- [Work required] Copy the listing below in full and skip every picture.

* START Provided data *

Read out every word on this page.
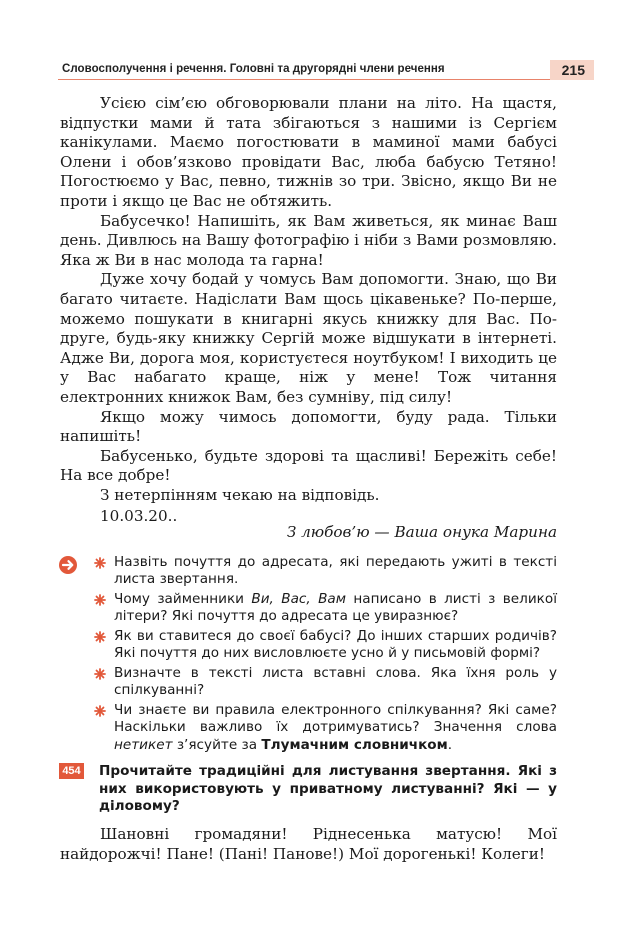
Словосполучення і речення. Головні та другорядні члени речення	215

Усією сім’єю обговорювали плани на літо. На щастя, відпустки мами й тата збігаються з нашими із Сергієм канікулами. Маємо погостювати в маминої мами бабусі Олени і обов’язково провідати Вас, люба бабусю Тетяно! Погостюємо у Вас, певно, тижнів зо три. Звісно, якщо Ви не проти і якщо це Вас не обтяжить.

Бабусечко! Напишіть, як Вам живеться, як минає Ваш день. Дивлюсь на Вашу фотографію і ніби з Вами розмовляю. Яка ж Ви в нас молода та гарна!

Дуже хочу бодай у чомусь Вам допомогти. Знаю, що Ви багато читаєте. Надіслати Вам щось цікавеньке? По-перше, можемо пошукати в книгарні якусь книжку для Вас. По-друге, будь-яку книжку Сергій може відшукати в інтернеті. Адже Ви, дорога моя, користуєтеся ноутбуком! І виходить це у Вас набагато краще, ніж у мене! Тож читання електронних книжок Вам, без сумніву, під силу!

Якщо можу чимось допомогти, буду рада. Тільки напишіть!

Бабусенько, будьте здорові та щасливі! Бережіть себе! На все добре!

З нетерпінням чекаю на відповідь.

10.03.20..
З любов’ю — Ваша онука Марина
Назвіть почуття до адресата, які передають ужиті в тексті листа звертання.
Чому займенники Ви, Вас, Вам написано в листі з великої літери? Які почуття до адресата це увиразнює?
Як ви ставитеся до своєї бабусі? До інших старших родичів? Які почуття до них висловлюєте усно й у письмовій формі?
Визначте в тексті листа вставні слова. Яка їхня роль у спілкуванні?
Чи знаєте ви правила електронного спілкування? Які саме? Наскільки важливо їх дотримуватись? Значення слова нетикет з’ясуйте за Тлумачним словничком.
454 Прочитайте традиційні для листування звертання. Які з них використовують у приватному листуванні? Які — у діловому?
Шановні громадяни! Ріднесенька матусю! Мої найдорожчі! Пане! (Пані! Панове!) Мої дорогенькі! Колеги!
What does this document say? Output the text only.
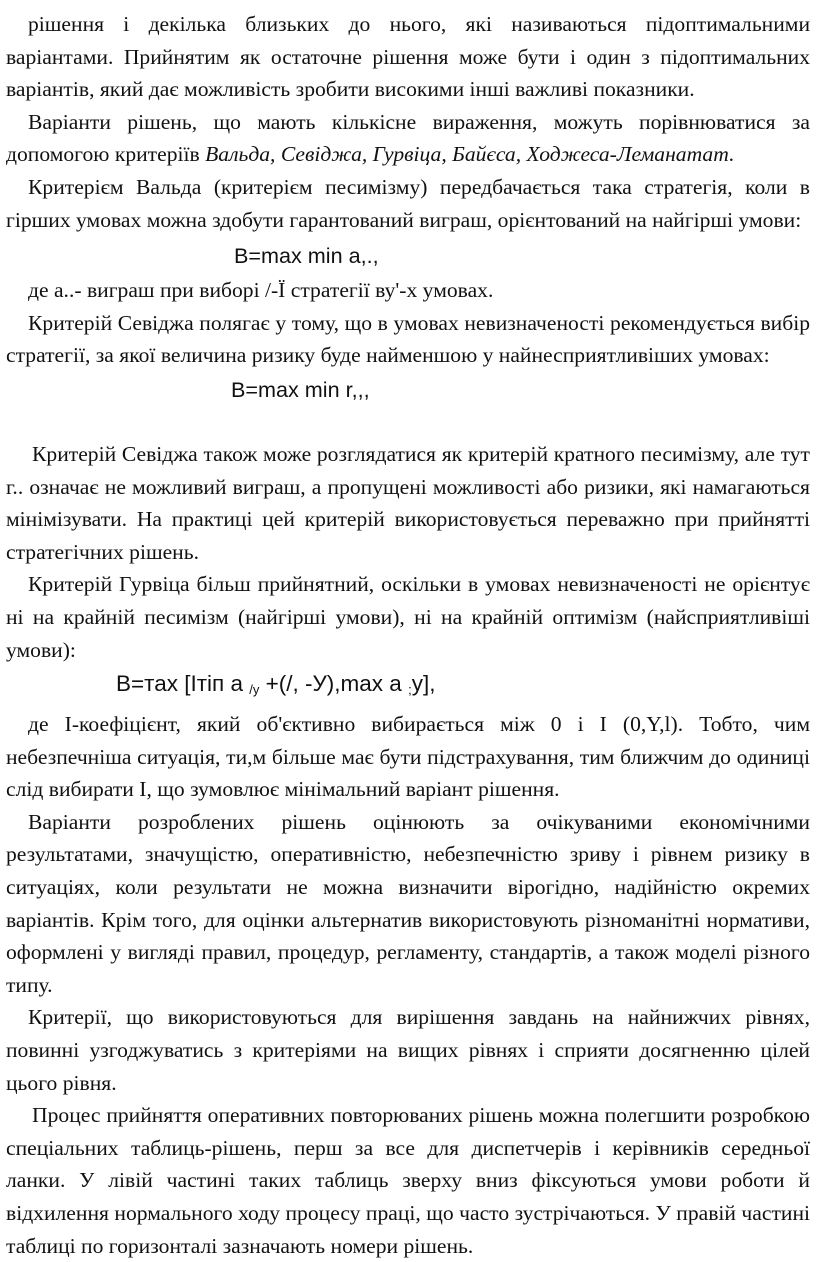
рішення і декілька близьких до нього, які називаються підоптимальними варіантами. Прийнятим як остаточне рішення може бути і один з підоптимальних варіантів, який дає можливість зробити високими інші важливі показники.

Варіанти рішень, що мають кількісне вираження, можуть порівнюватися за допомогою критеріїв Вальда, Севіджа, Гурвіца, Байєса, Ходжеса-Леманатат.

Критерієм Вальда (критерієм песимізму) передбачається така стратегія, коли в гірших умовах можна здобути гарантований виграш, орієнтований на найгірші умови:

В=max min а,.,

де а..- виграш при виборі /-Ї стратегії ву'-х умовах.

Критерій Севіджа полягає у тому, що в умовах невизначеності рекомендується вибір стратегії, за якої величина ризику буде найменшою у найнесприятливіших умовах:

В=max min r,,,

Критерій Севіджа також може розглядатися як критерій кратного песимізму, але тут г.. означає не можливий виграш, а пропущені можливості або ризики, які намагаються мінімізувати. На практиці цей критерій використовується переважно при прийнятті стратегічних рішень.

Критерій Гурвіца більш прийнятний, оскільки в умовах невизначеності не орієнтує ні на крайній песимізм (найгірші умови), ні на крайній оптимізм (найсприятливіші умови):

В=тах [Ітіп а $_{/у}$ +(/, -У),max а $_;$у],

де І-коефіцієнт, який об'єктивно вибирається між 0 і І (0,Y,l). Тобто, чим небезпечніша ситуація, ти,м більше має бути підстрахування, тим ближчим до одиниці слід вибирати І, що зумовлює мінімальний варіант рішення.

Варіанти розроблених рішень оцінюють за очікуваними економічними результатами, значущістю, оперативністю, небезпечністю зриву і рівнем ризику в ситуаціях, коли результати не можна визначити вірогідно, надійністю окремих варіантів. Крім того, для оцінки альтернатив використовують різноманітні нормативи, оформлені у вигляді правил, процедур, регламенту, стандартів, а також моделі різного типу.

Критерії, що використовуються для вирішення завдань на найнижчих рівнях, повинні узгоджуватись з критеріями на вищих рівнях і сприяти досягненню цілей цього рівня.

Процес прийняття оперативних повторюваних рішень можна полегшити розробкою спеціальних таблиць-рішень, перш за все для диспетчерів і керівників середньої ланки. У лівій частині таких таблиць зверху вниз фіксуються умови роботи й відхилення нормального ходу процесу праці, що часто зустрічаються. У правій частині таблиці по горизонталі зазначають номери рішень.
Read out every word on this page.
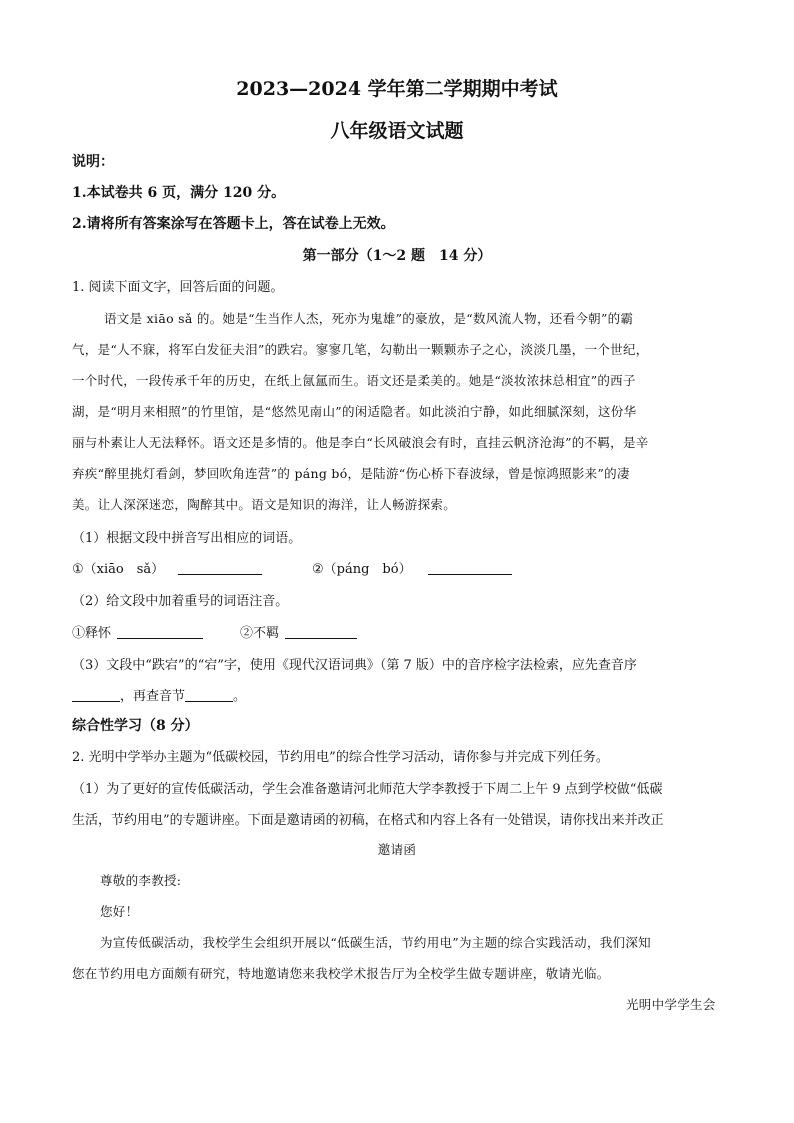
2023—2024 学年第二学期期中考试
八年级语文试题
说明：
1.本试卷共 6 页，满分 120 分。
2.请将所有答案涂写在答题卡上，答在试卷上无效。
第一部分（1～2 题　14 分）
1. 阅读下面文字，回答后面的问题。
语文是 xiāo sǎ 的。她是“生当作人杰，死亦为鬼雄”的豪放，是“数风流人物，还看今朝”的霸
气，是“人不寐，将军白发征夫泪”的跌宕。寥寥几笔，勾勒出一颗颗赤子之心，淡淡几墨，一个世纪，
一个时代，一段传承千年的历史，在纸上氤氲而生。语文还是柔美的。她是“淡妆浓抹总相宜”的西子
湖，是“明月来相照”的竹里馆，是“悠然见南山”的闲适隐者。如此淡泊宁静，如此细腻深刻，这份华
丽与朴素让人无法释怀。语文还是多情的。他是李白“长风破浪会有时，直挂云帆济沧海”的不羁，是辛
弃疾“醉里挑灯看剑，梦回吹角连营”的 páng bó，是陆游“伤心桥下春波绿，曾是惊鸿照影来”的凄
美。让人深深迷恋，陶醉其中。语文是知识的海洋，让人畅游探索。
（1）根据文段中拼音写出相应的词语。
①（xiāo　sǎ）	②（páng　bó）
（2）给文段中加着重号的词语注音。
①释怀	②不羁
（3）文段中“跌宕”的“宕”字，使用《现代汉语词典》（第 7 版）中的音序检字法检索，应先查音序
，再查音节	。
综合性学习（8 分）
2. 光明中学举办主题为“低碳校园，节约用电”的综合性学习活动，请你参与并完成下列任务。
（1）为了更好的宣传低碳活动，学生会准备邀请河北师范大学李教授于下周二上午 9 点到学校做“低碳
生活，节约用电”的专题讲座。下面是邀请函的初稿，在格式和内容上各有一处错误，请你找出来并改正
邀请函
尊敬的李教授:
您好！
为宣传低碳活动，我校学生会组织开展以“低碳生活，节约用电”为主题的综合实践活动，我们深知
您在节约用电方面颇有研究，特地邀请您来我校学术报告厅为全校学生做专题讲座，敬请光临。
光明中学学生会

* END Provided data *

- [Expected answer]
Read out every word on this page.
Словосполучення і речення. Головні та другорядні члени речення	215

Усією сім’єю обговорювали плани на літо. На щастя, відпустки мами й тата збігаються з нашими із Сергієм канікулами. Маємо погостювати в маминої мами бабусі Олени і обов’язково провідати Вас, люба бабусю Тетяно! Погостюємо у Вас, певно, тижнів зо три. Звісно, якщо Ви не проти і якщо це Вас не обтяжить.

Бабусечко! Напишіть, як Вам живеться, як минає Ваш день. Дивлюсь на Вашу фотографію і ніби з Вами розмовляю. Яка ж Ви в нас молода та гарна!

Дуже хочу бодай у чомусь Вам допомогти. Знаю, що Ви багато читаєте. Надіслати Вам щось цікавеньке? По-перше, можемо пошукати в книгарні якусь книжку для Вас. По-друге, будь-яку книжку Сергій може відшукати в інтернеті. Адже Ви, дорога моя, користуєтеся ноутбуком! І виходить це у Вас набагато краще, ніж у мене! Тож читання електронних книжок Вам, без сумніву, під силу!

Якщо можу чимось допомогти, буду рада. Тільки напишіть!

Бабусенько, будьте здорові та щасливі! Бережіть себе! На все добре!

З нетерпінням чекаю на відповідь.

10.03.20..
З любов’ю — Ваша онука Марина
Назвіть почуття до адресата, які передають ужиті в тексті листа звертання.
Чому займенники Ви, Вас, Вам написано в листі з великої літери? Які почуття до адресата це увиразнює?
Як ви ставитеся до своєї бабусі? До інших старших родичів? Які почуття до них висловлюєте усно й у письмовій формі?
Визначте в тексті листа вставні слова. Яка їхня роль у спілкуванні?
Чи знаєте ви правила електронного спілкування? Які саме? Наскільки важливо їх дотримуватись? Значення слова нетикет з’ясуйте за Тлумачним словничком.
454 Прочитайте традиційні для листування звертання. Які з них використовують у приватному листуванні? Які — у діловому?
Шановні громадяни! Ріднесенька матусю! Мої найдорожчі! Пане! (Пані! Панове!) Мої дорогенькі! Колеги!
What does this document say? Output the text only.
рішення і декілька близьких до нього, які називаються підоптимальними варіантами. Прийнятим як остаточне рішення може бути і один з підоптимальних варіантів, який дає можливість зробити високими інші важливі показники.

Варіанти рішень, що мають кількісне вираження, можуть порівнюватися за допомогою критеріїв Вальда, Севіджа, Гурвіца, Байєса, Ходжеса-Леманатат.

Критерієм Вальда (критерієм песимізму) передбачається така стратегія, коли в гірших умовах можна здобути гарантований виграш, орієнтований на найгірші умови:

В=max min а,.,

де а..- виграш при виборі /-Ї стратегії ву'-х умовах.

Критерій Севіджа полягає у тому, що в умовах невизначеності рекомендується вибір стратегії, за якої величина ризику буде найменшою у найнесприятливіших умовах:

В=max min r,,,

Критерій Севіджа також може розглядатися як критерій кратного песимізму, але тут г.. означає не можливий виграш, а пропущені можливості або ризики, які намагаються мінімізувати. На практиці цей критерій використовується переважно при прийнятті стратегічних рішень.

Критерій Гурвіца більш прийнятний, оскільки в умовах невизначеності не орієнтує ні на крайній песимізм (найгірші умови), ні на крайній оптимізм (найсприятливіші умови):

В=тах [Ітіп а $_{/у}$ +(/, -У),max а $_;$у],

де І-коефіцієнт, який об'єктивно вибирається між 0 і І (0,Y,l). Тобто, чим небезпечніша ситуація, ти,м більше має бути підстрахування, тим ближчим до одиниці слід вибирати І, що зумовлює мінімальний варіант рішення.

Варіанти розроблених рішень оцінюють за очікуваними економічними результатами, значущістю, оперативністю, небезпечністю зриву і рівнем ризику в ситуаціях, коли результати не можна визначити вірогідно, надійністю окремих варіантів. Крім того, для оцінки альтернатив використовують різноманітні нормативи, оформлені у вигляді правил, процедур, регламенту, стандартів, а також моделі різного типу.

Критерії, що використовуються для вирішення завдань на найнижчих рівнях, повинні узгоджуватись з критеріями на вищих рівнях і сприяти досягненню цілей цього рівня.

Процес прийняття оперативних повторюваних рішень можна полегшити розробкою спеціальних таблиць-рішень, перш за все для диспетчерів і керівників середньої ланки. У лівій частині таких таблиць зверху вниз фіксуються умови роботи й відхилення нормального ходу процесу праці, що часто зустрічаються. У правій частині таблиці по горизонталі зазначають номери рішень.
Read out every word on this page.
2023—2024 学年第二学期期中考试
八年级语文试题
说明：
1.本试卷共 6 页，满分 120 分。
2.请将所有答案涂写在答题卡上，答在试卷上无效。
第一部分（1～2 题　14 分）
1. 阅读下面文字，回答后面的问题。
语文是 xiāo sǎ 的。她是“生当作人杰，死亦为鬼雄”的豪放，是“数风流人物，还看今朝”的霸
气，是“人不寐，将军白发征夫泪”的跌宕。寥寥几笔，勾勒出一颗颗赤子之心，淡淡几墨，一个世纪，
一个时代，一段传承千年的历史，在纸上氤氲而生。语文还是柔美的。她是“淡妆浓抹总相宜”的西子
湖，是“明月来相照”的竹里馆，是“悠然见南山”的闲适隐者。如此淡泊宁静，如此细腻深刻，这份华
丽与朴素让人无法释怀。语文还是多情的。他是李白“长风破浪会有时，直挂云帆济沧海”的不羁，是辛
弃疾“醉里挑灯看剑，梦回吹角连营”的 páng bó，是陆游“伤心桥下春波绿，曾是惊鸿照影来”的凄
美。让人深深迷恋，陶醉其中。语文是知识的海洋，让人畅游探索。
（1）根据文段中拼音写出相应的词语。
①（xiāo　sǎ）	②（páng　bó）
（2）给文段中加着重号的词语注音。
①释怀	②不羁
（3）文段中“跌宕”的“宕”字，使用《现代汉语词典》（第 7 版）中的音序检字法检索，应先查音序
，再查音节	。
综合性学习（8 分）
2. 光明中学举办主题为“低碳校园，节约用电”的综合性学习活动，请你参与并完成下列任务。
（1）为了更好的宣传低碳活动，学生会准备邀请河北师范大学李教授于下周二上午 9 点到学校做“低碳
生活，节约用电”的专题讲座。下面是邀请函的初稿，在格式和内容上各有一处错误，请你找出来并改正
邀请函
尊敬的李教授:
您好！
为宣传低碳活动，我校学生会组织开展以“低碳生活，节约用电”为主题的综合实践活动，我们深知
您在节约用电方面颇有研究，特地邀请您来我校学术报告厅为全校学生做专题讲座，敬请光临。
光明中学学生会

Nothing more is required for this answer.